_Reading text_
--- --- ---

Widely revered, widely derided. It's hard to think of a more devisive feature amongst Canon users of a certain generation. I loved it and wish they would bring it back. It had an off switch. I never use spot average flash metering, but I don't get upset by cameras having it.


----------



## LetTheRightLensIn (May 23, 2013)

Caps18 said:


> You will need a new type of monitor to really use it the way it could possibly be made. Imagine no pixels, no 'resolution', just a standard size that everything is scaled to. It might be vector-based with infinite resolution if the picture is digitally made. Or if it captured with this type of Foveon sensor, it will have to use some math processing to figure out what color to put where.



??? why

monitors are already full color per pixel


----------



## RGF (May 23, 2013)

paul13walnut5 said:


> RGF said:
> 
> 
> > Years ago introduced technology on a one off basis. For example eye control went no where,
> ...



Point was not to deride eye control, but to point out that starts with technology which it tests in the marketplace. They seem to stopped that process in the last 5 yrs and I wonder if they will make intrude the foreon sensor too early?


----------



## M.ST (May 23, 2013)

I my opinion that´s the "surprising" announcement.


----------



## ecka (May 23, 2013)

ankorwatt said:


> ecka said:
> 
> 
> > Foveon rocks! ;D
> ...



Foveon is NOT about high ISO.
Leica is NOT about high ISO.
Medium format is NOT about high ISO.
Why so many people are going crazy about high ISO? I understand that it's useful, specially when you are shooting for money and you need to deliver. I'm not a pro, I shoot for pleasure and I prefer noise-free low ISO camera with better DR and resolution. Sigma Merrill series Foveon is not perfect, but (correct me if I'm wrong) it is only 3-rd generation sensor and at ISO100 it kicks the color-guessing CMOS technology in their balls.


----------



## ecka (May 23, 2013)

ankorwatt said:


> ecka said:
> 
> 
> > ankorwatt said:
> ...



Diagrams are just diagrams. I don't pick lenses by looking at MTF diagrams, I look at RAW images. Same with cameras. Those signals must be filtered, corrected and processed before you get a picture. Canon CMOS and Sony CMOS deliver different results, why do you think that Sigma Foveon and Canon Foveon should be the same?

--- --- ---

_Problems and tasks_
[A] List the user names that appear in the post headers of the forum thread on the Foveon sensor, giving each name once.
[B] Write the next part of the forum thread on the Foveon sensor, starting right after its last post.

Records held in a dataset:
--- --- ---

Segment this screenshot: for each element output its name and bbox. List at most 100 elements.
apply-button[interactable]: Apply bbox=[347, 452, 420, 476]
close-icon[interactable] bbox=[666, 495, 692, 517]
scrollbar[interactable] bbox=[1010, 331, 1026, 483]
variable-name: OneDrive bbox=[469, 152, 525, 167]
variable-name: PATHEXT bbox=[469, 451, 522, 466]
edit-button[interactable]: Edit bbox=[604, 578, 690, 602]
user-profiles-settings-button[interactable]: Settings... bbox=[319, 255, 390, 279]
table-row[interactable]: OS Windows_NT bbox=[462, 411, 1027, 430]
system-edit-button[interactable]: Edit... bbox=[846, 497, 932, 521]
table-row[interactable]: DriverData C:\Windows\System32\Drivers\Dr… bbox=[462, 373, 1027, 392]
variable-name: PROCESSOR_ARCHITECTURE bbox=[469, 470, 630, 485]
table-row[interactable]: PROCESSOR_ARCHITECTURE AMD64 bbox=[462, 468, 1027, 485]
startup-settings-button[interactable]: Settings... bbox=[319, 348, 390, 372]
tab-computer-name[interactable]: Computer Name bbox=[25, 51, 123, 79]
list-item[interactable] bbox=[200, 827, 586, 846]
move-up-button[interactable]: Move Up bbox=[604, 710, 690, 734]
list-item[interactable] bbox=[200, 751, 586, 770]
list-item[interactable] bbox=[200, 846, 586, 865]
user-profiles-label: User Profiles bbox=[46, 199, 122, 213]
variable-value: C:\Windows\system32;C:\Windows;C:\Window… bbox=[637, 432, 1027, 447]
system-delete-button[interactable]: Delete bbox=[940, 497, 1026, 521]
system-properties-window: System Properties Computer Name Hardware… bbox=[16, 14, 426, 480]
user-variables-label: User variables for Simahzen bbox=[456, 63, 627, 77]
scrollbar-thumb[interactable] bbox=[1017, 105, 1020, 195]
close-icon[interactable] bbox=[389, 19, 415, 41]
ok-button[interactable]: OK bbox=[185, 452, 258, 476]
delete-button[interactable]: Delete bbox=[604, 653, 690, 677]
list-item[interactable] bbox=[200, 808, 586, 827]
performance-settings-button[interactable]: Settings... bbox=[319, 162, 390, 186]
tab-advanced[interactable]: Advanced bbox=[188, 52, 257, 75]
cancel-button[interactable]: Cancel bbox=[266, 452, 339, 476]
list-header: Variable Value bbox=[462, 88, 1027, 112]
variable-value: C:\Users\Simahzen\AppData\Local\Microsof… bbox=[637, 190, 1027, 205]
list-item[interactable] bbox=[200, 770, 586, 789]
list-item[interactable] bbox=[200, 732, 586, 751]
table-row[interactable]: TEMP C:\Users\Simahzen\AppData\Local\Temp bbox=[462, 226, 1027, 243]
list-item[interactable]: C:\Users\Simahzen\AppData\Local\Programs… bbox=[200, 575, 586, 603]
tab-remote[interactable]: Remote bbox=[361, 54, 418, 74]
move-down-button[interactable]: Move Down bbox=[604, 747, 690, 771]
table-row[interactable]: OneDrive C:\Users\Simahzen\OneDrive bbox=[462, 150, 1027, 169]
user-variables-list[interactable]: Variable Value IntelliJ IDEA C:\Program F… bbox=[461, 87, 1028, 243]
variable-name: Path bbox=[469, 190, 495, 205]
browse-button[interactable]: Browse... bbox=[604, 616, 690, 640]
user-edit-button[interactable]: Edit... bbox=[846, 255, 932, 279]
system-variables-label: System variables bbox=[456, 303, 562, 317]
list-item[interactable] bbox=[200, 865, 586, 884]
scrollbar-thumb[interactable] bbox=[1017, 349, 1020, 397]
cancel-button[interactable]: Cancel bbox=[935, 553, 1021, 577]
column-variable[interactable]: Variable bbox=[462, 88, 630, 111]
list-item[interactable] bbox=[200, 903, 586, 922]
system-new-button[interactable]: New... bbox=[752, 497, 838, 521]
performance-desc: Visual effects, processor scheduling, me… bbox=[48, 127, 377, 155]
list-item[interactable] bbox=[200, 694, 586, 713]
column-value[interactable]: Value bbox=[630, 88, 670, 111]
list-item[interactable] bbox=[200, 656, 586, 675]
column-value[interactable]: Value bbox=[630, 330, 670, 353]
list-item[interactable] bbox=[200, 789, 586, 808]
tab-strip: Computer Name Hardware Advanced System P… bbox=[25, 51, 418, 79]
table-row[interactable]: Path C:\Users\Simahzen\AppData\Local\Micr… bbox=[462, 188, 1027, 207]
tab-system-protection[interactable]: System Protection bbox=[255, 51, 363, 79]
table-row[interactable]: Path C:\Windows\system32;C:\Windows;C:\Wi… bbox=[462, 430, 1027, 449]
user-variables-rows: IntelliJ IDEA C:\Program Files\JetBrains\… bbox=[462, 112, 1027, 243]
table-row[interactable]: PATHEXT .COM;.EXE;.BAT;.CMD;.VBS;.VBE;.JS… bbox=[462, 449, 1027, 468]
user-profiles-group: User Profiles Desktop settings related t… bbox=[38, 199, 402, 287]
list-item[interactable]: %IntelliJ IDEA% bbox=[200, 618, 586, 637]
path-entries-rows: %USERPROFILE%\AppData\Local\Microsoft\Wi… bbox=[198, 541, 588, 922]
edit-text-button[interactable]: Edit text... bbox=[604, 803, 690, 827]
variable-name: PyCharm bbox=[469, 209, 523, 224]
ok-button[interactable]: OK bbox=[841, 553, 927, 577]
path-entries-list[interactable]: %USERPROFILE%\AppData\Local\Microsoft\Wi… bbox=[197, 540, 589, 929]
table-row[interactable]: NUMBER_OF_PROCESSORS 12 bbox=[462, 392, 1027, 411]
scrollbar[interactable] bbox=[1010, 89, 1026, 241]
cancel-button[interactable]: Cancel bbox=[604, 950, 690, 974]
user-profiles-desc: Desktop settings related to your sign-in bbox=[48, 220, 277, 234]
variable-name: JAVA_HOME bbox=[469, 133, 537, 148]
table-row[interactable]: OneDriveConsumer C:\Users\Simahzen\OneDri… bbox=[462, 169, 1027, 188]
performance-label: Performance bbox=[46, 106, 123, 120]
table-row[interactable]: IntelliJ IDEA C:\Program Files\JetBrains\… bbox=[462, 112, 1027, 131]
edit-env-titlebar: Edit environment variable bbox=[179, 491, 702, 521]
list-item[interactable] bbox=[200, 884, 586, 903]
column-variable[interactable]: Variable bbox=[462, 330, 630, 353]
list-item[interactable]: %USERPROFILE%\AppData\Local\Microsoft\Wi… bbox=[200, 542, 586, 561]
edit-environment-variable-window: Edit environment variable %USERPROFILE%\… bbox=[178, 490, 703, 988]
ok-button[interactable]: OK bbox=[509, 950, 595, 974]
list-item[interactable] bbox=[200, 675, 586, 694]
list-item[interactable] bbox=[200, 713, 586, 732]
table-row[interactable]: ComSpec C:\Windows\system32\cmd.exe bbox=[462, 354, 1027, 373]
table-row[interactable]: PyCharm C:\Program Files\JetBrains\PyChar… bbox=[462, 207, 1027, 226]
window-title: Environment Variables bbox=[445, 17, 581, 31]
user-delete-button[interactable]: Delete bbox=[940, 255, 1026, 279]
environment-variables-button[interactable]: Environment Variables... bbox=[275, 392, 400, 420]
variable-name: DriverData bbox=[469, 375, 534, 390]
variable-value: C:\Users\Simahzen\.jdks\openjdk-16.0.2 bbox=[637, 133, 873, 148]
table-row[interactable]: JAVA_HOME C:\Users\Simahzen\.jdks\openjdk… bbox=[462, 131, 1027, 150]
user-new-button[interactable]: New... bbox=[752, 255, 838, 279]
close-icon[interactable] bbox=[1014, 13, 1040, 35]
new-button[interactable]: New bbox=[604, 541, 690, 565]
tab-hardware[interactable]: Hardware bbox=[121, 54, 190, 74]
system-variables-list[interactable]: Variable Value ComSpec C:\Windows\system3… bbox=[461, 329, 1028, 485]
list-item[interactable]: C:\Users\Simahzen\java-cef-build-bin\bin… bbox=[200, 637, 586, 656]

--- --- ---

_Set of answers_
[A] LetTheRightLensIn, RGF, M.ST, ecka

[B]
----------



## ecka (May 23, 2013)

ankorwatt said:


> well MTF diagrams gives you good information about the lens you are picking, so does this curves about problems with 3 layers of filter, there are other constructions , read earlier answer
> IF there had been only minor problem with a Foveon or similar construction you can be sure there had been sensors out on the market since years back
> And Foveon is not the first with a construction like this.They are the first to do a commercial product



Got any diagrams on how those problems are/should be solved?
I think that scientific method is the best, except when people start using it religiously, like "... this is the only way, now and forever, amen" or "... my book says X, so your book is wrong, because my religion is the right one".
Perhaps one of the reasons why Foveon is not very popular, is that it requires more in-camera processing power, which results in slow shooting speed and short battery life.


----------



## CarlTN (May 23, 2013)

In my practical usage, I will state again, that despite what the above tests might or might not show, the color saturation and variation I achieved with the older DP2, was quite usable, and did deliver a wide color palette. And when boosting color and vibrance sliders in post, there was no apparent color noise, and the variety of color did not diminish...at least with shots done at ISO 100 or ISO 50. This is not true of all the bayer-sensored cameras whose RAW files I have edited, including the 5D3 and my 6D. Of course overall, the file is better from those two than from the DP2 (not even discussing the file's resolution dimensions here). Their sensors are huge by comparison, and their implementation is far more developed and evolved. 

But it's really just something you have to be open minded and experience for yourself. You can't judge Sigma's sensor alone, based on tests and charts. I suspect the Merrill sensor is significantly better, as well.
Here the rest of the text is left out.